begin
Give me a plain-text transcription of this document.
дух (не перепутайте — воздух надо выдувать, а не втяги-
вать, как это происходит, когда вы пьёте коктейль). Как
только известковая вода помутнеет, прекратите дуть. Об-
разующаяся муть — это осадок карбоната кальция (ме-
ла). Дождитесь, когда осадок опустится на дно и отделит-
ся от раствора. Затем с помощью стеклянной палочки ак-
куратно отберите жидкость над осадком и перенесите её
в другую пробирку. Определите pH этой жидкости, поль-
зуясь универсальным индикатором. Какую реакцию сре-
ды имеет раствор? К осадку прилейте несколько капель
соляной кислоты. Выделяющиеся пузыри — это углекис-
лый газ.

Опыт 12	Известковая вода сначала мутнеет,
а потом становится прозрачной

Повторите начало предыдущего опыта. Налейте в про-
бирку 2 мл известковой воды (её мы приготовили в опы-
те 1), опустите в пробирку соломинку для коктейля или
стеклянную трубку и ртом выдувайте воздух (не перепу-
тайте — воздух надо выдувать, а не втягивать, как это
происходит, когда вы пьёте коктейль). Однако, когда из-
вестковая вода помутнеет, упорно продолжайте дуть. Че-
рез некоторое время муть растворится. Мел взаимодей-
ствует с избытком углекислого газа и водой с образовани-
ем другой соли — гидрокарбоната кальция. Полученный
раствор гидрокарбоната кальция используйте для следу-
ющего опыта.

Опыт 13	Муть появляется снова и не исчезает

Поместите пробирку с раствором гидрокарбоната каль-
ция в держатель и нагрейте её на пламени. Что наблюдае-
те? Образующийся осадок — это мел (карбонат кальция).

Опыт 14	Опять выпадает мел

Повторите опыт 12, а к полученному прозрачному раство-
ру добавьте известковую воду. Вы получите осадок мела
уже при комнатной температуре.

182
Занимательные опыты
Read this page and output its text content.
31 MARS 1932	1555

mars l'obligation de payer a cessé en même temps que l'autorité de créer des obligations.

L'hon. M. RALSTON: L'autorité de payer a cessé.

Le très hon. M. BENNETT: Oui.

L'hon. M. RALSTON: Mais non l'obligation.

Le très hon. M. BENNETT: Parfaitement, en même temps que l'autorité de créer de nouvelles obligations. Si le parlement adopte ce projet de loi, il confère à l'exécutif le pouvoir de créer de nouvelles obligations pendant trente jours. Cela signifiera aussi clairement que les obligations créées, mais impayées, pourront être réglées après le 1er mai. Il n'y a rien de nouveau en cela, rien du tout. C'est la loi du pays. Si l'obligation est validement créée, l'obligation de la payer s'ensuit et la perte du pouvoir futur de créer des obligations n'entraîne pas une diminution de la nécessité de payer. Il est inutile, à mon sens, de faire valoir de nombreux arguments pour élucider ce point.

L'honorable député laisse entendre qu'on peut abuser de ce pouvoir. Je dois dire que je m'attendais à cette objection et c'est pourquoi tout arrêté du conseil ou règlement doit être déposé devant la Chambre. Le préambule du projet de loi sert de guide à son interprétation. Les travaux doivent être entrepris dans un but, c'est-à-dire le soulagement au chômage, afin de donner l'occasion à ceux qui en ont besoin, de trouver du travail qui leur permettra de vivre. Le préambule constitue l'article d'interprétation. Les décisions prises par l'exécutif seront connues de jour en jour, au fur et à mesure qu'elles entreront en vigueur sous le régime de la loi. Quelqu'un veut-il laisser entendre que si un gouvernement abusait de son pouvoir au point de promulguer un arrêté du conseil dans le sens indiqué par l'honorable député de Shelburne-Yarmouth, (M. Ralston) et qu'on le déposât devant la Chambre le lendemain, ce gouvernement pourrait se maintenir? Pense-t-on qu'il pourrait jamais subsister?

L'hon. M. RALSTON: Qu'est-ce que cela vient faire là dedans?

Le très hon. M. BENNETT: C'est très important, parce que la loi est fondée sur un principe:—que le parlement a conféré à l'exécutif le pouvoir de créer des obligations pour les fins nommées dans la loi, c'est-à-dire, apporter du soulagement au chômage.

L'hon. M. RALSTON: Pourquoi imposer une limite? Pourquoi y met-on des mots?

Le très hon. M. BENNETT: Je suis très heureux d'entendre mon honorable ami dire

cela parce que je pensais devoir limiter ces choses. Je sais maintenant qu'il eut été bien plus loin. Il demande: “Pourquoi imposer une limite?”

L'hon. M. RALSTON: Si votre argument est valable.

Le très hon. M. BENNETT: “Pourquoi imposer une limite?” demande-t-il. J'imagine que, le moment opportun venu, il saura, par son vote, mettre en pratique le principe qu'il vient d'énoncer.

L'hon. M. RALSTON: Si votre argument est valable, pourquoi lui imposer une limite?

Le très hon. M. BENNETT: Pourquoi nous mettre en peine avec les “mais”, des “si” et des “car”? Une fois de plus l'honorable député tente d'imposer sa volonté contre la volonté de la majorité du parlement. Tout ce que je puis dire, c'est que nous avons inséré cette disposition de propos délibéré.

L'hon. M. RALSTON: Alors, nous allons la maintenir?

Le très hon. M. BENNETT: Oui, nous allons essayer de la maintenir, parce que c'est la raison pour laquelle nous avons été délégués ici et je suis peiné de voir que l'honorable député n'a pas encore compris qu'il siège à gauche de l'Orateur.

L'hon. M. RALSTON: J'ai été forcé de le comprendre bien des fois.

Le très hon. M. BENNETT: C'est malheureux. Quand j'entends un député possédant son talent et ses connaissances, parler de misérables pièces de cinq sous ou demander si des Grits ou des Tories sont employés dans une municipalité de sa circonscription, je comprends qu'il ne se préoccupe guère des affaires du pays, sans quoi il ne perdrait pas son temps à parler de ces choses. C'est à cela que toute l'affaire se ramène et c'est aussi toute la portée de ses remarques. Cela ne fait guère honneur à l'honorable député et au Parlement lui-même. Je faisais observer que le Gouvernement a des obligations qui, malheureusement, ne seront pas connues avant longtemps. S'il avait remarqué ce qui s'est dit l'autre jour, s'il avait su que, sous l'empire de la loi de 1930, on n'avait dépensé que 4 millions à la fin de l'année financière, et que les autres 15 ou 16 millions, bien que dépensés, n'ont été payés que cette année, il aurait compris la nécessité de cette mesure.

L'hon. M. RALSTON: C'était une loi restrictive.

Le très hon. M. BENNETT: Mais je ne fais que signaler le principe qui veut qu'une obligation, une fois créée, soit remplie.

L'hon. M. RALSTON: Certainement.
end
■ What is required
Copy out every line of the data above, exactly as given.

■ The response
Give me a plain-text transcription of this document.
дух (не перепутайте — воздух надо выдувать, а не втяги-
вать, как это происходит, когда вы пьёте коктейль). Как
только известковая вода помутнеет, прекратите дуть. Об-
разующаяся муть — это осадок карбоната кальция (ме-
ла). Дождитесь, когда осадок опустится на дно и отделит-
ся от раствора. Затем с помощью стеклянной палочки ак-
куратно отберите жидкость над осадком и перенесите её
в другую пробирку. Определите pH этой жидкости, поль-
зуясь универсальным индикатором. Какую реакцию сре-
ды имеет раствор? К осадку прилейте несколько капель
соляной кислоты. Выделяющиеся пузыри — это углекис-
лый газ.

Опыт 12	Известковая вода сначала мутнеет,
а потом становится прозрачной

Повторите начало предыдущего опыта. Налейте в про-
бирку 2 мл известковой воды (её мы приготовили в опы-
те 1), опустите в пробирку соломинку для коктейля или
стеклянную трубку и ртом выдувайте воздух (не перепу-
тайте — воздух надо выдувать, а не втягивать, как это
происходит, когда вы пьёте коктейль). Однако, когда из-
вестковая вода помутнеет, упорно продолжайте дуть. Че-
рез некоторое время муть растворится. Мел взаимодей-
ствует с избытком углекислого газа и водой с образовани-
ем другой соли — гидрокарбоната кальция. Полученный
раствор гидрокарбоната кальция используйте для следу-
ющего опыта.

Опыт 13	Муть появляется снова и не исчезает

Поместите пробирку с раствором гидрокарбоната каль-
ция в держатель и нагрейте её на пламени. Что наблюдае-
те? Образующийся осадок — это мел (карбонат кальция).

Опыт 14	Опять выпадает мел

Повторите опыт 12, а к полученному прозрачному раство-
ру добавьте известковую воду. Вы получите осадок мела
уже при комнатной температуре.

182
Занимательные опыты
Read this page and output its text content.
31 MARS 1932	1555

mars l'obligation de payer a cessé en même temps que l'autorité de créer des obligations.

L'hon. M. RALSTON: L'autorité de payer a cessé.

Le très hon. M. BENNETT: Oui.

L'hon. M. RALSTON: Mais non l'obligation.

Le très hon. M. BENNETT: Parfaitement, en même temps que l'autorité de créer de nouvelles obligations. Si le parlement adopte ce projet de loi, il confère à l'exécutif le pouvoir de créer de nouvelles obligations pendant trente jours. Cela signifiera aussi clairement que les obligations créées, mais impayées, pourront être réglées après le 1er mai. Il n'y a rien de nouveau en cela, rien du tout. C'est la loi du pays. Si l'obligation est validement créée, l'obligation de la payer s'ensuit et la perte du pouvoir futur de créer des obligations n'entraîne pas une diminution de la nécessité de payer. Il est inutile, à mon sens, de faire valoir de nombreux arguments pour élucider ce point.

L'honorable député laisse entendre qu'on peut abuser de ce pouvoir. Je dois dire que je m'attendais à cette objection et c'est pourquoi tout arrêté du conseil ou règlement doit être déposé devant la Chambre. Le préambule du projet de loi sert de guide à son interprétation. Les travaux doivent être entrepris dans un but, c'est-à-dire le soulagement au chômage, afin de donner l'occasion à ceux qui en ont besoin, de trouver du travail qui leur permettra de vivre. Le préambule constitue l'article d'interprétation. Les décisions prises par l'exécutif seront connues de jour en jour, au fur et à mesure qu'elles entreront en vigueur sous le régime de la loi. Quelqu'un veut-il laisser entendre que si un gouvernement abusait de son pouvoir au point de promulguer un arrêté du conseil dans le sens indiqué par l'honorable député de Shelburne-Yarmouth, (M. Ralston) et qu'on le déposât devant la Chambre le lendemain, ce gouvernement pourrait se maintenir? Pense-t-on qu'il pourrait jamais subsister?

L'hon. M. RALSTON: Qu'est-ce que cela vient faire là dedans?

Le très hon. M. BENNETT: C'est très important, parce que la loi est fondée sur un principe:—que le parlement a conféré à l'exécutif le pouvoir de créer des obligations pour les fins nommées dans la loi, c'est-à-dire, apporter du soulagement au chômage.

L'hon. M. RALSTON: Pourquoi imposer une limite? Pourquoi y met-on des mots?

Le très hon. M. BENNETT: Je suis très heureux d'entendre mon honorable ami dire

cela parce que je pensais devoir limiter ces choses. Je sais maintenant qu'il eut été bien plus loin. Il demande: “Pourquoi imposer une limite?”

L'hon. M. RALSTON: Si votre argument est valable.

Le très hon. M. BENNETT: “Pourquoi imposer une limite?” demande-t-il. J'imagine que, le moment opportun venu, il saura, par son vote, mettre en pratique le principe qu'il vient d'énoncer.

L'hon. M. RALSTON: Si votre argument est valable, pourquoi lui imposer une limite?

Le très hon. M. BENNETT: Pourquoi nous mettre en peine avec les “mais”, des “si” et des “car”? Une fois de plus l'honorable député tente d'imposer sa volonté contre la volonté de la majorité du parlement. Tout ce que je puis dire, c'est que nous avons inséré cette disposition de propos délibéré.

L'hon. M. RALSTON: Alors, nous allons la maintenir?

Le très hon. M. BENNETT: Oui, nous allons essayer de la maintenir, parce que c'est la raison pour laquelle nous avons été délégués ici et je suis peiné de voir que l'honorable député n'a pas encore compris qu'il siège à gauche de l'Orateur.

L'hon. M. RALSTON: J'ai été forcé de le comprendre bien des fois.

Le très hon. M. BENNETT: C'est malheureux. Quand j'entends un député possédant son talent et ses connaissances, parler de misérables pièces de cinq sous ou demander si des Grits ou des Tories sont employés dans une municipalité de sa circonscription, je comprends qu'il ne se préoccupe guère des affaires du pays, sans quoi il ne perdrait pas son temps à parler de ces choses. C'est à cela que toute l'affaire se ramène et c'est aussi toute la portée de ses remarques. Cela ne fait guère honneur à l'honorable député et au Parlement lui-même. Je faisais observer que le Gouvernement a des obligations qui, malheureusement, ne seront pas connues avant longtemps. S'il avait remarqué ce qui s'est dit l'autre jour, s'il avait su que, sous l'empire de la loi de 1930, on n'avait dépensé que 4 millions à la fin de l'année financière, et que les autres 15 ou 16 millions, bien que dépensés, n'ont été payés que cette année, il aurait compris la nécessité de cette mesure.

L'hon. M. RALSTON: C'était une loi restrictive.

Le très hon. M. BENNETT: Mais je ne fais que signaler le principe qui veut qu'une obligation, une fois créée, soit remplie.

L'hon. M. RALSTON: Certainement.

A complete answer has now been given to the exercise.